Listing:
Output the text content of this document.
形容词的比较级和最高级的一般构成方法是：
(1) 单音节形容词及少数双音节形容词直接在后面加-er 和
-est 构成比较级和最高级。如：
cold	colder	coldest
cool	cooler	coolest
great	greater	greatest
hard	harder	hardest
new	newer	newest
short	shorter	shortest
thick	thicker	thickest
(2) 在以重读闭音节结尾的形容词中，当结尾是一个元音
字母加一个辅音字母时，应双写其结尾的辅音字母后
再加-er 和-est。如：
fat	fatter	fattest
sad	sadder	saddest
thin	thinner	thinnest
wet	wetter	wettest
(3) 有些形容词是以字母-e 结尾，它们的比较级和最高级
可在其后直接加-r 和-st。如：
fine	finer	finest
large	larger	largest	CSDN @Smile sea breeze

==

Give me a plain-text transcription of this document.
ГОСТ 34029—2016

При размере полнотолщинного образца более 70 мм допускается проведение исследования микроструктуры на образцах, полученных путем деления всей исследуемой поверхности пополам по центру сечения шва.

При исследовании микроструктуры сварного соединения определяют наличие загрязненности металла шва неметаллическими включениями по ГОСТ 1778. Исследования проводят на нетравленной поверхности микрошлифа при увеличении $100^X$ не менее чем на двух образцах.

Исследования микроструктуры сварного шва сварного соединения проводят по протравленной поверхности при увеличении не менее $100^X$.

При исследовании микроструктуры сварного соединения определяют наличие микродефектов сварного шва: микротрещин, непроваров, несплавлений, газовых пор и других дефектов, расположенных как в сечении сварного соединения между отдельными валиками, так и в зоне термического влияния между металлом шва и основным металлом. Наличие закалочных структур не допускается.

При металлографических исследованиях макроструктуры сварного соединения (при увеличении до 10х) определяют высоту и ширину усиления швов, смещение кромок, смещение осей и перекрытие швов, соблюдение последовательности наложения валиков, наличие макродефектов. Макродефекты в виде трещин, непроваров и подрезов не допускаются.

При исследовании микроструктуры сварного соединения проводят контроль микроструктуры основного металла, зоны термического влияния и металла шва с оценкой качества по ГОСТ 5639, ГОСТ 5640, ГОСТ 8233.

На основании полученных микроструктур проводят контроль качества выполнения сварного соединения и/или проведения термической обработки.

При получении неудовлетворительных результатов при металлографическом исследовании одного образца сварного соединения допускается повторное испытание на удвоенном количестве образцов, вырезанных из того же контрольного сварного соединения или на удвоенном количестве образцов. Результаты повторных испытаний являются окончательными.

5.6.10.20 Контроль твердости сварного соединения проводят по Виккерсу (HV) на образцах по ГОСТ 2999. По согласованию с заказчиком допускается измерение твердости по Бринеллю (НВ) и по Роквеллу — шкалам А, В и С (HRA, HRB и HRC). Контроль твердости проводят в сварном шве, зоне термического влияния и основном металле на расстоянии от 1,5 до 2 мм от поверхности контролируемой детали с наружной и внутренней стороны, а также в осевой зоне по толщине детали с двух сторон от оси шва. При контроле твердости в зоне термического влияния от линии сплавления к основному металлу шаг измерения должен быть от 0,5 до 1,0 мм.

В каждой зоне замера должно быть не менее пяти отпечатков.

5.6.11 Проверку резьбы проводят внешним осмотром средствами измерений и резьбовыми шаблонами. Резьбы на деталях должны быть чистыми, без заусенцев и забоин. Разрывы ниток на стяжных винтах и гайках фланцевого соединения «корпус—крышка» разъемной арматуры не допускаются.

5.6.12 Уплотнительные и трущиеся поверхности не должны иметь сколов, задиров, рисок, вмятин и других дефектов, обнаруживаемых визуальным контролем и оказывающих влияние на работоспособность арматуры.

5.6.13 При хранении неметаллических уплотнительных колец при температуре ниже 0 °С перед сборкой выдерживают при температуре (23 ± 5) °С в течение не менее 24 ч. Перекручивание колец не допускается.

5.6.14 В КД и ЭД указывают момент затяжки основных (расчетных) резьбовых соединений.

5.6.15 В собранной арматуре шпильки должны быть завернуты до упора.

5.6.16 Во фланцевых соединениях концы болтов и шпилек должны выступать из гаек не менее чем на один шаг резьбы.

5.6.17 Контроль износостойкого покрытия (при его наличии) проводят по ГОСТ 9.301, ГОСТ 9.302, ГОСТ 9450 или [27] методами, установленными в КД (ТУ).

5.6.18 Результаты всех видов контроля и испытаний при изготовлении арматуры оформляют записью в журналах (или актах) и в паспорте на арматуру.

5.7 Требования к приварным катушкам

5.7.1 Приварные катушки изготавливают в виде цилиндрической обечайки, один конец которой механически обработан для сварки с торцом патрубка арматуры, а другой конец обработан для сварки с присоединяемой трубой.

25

* * *

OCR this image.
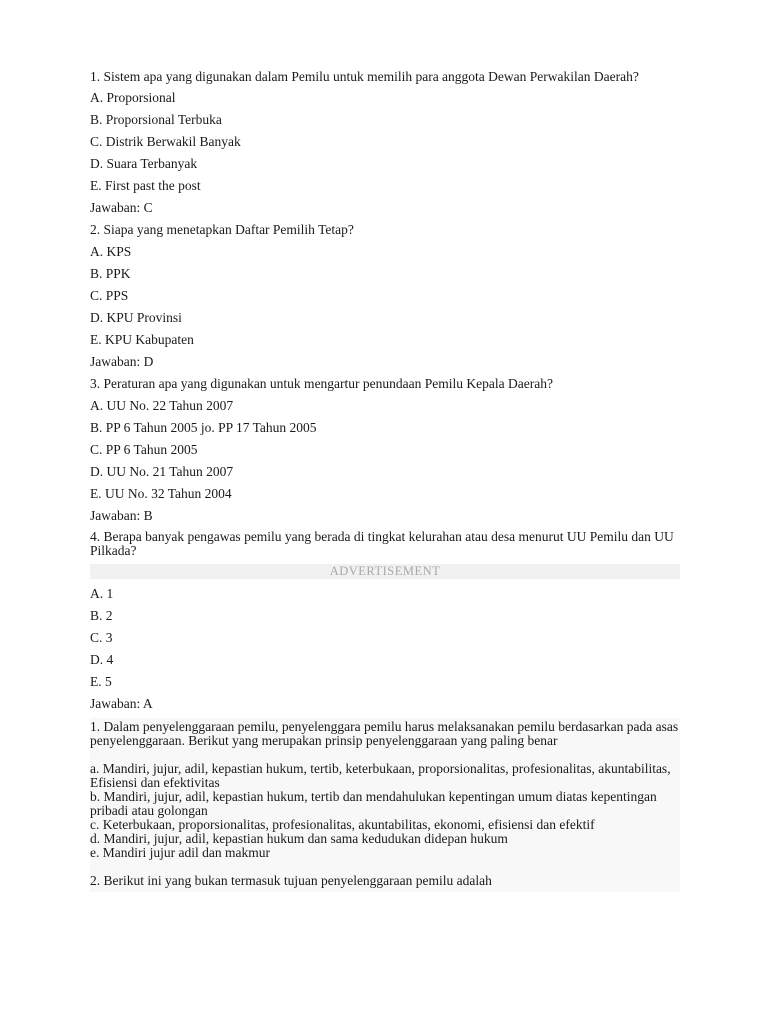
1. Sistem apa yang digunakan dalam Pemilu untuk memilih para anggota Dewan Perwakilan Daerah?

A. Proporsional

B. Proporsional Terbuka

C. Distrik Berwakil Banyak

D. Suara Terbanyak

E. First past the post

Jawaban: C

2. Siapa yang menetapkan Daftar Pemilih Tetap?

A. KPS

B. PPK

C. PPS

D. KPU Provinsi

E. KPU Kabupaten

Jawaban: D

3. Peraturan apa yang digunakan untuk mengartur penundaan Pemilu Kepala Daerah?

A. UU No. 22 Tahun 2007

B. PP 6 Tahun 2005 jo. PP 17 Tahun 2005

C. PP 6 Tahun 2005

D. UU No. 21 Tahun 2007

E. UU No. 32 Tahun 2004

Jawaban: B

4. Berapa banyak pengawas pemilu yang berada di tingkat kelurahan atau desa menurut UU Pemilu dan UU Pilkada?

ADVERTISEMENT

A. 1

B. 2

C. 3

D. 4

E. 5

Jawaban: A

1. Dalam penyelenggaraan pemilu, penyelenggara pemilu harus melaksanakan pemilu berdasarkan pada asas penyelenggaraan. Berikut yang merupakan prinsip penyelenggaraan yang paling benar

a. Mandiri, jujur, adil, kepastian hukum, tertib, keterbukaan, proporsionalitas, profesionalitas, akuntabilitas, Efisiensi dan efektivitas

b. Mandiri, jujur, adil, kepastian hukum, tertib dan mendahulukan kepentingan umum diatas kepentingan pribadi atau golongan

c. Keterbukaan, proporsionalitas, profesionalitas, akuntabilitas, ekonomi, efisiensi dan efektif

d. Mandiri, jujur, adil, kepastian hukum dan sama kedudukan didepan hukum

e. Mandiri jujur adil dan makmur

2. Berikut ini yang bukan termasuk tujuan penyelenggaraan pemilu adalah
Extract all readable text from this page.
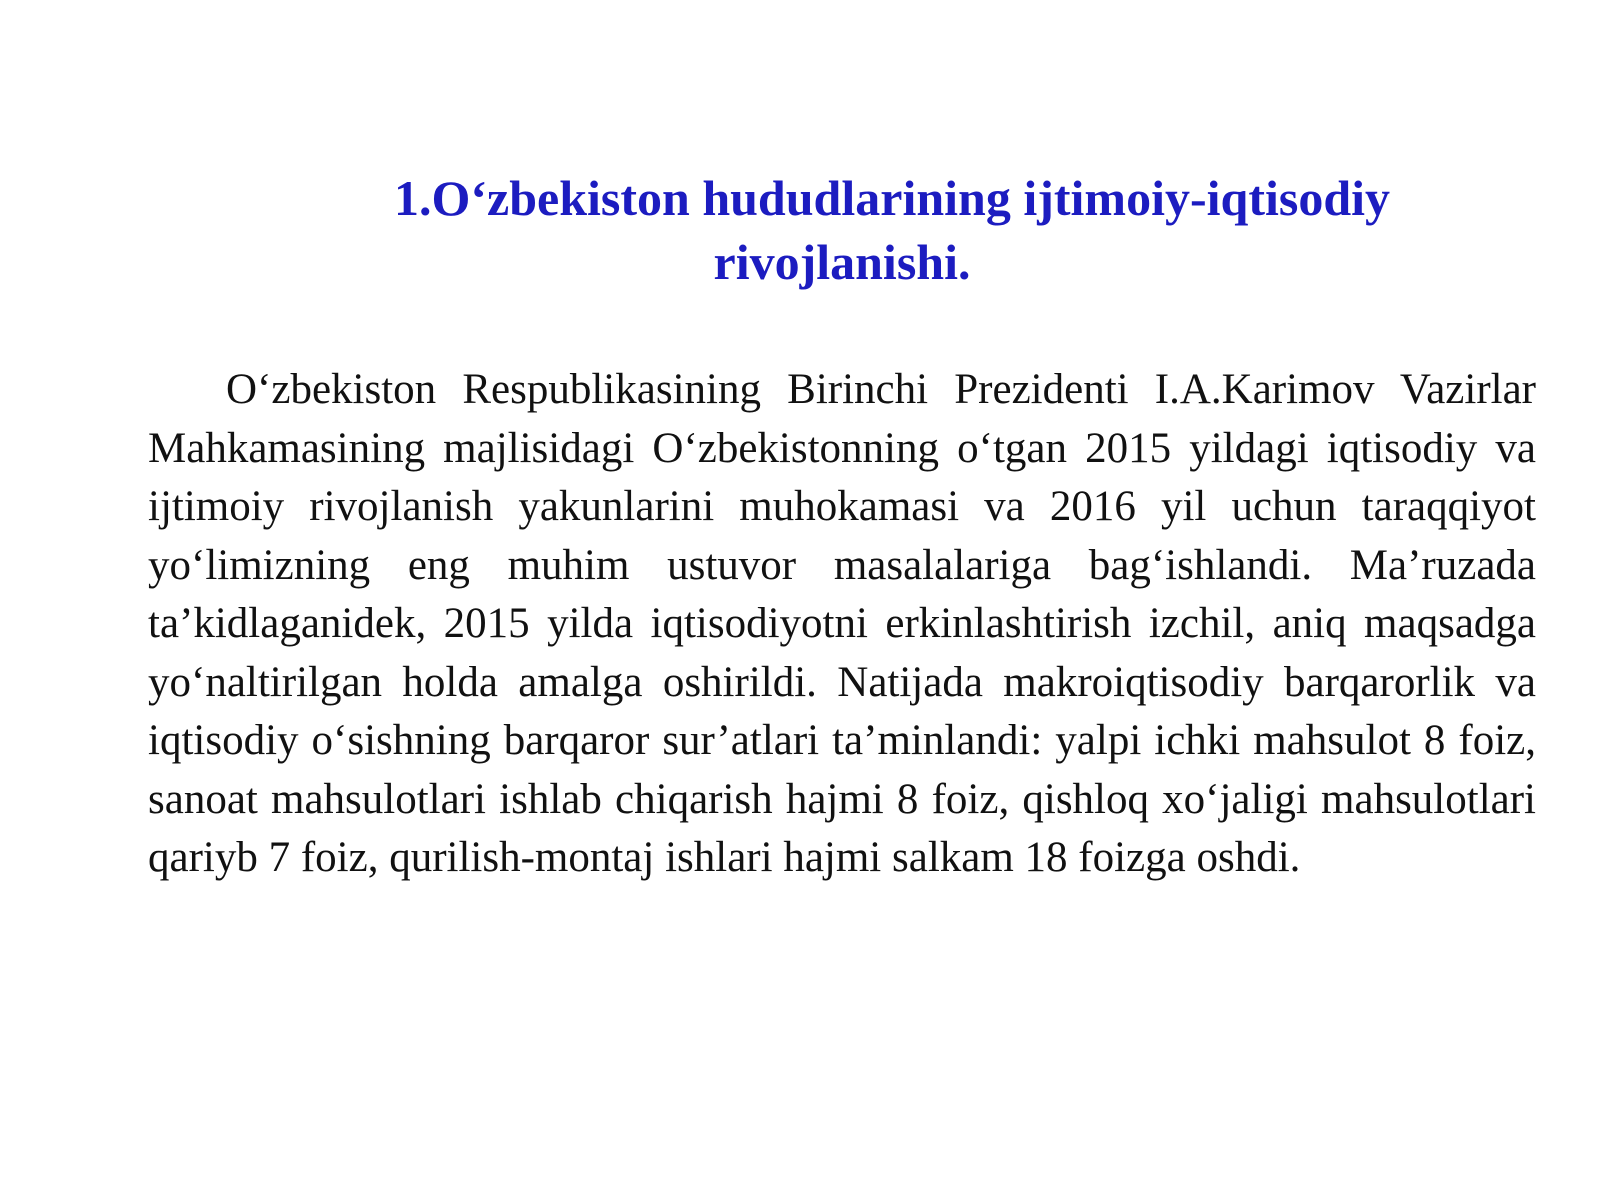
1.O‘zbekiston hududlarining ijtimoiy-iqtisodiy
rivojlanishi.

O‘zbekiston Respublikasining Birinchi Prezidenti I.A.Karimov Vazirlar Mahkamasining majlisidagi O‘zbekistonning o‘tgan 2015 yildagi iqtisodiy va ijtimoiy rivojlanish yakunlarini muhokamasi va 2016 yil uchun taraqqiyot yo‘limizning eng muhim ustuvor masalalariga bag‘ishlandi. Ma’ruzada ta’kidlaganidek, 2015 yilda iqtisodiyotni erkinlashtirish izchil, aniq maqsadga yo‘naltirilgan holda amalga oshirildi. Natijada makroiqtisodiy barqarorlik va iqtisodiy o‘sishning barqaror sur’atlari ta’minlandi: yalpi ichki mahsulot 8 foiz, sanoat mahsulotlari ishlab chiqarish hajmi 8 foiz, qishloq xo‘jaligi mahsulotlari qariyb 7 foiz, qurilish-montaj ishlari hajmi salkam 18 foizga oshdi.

Written instruction: Provide only the number of lines in the entries that hold the word "двух".

Written reply: 2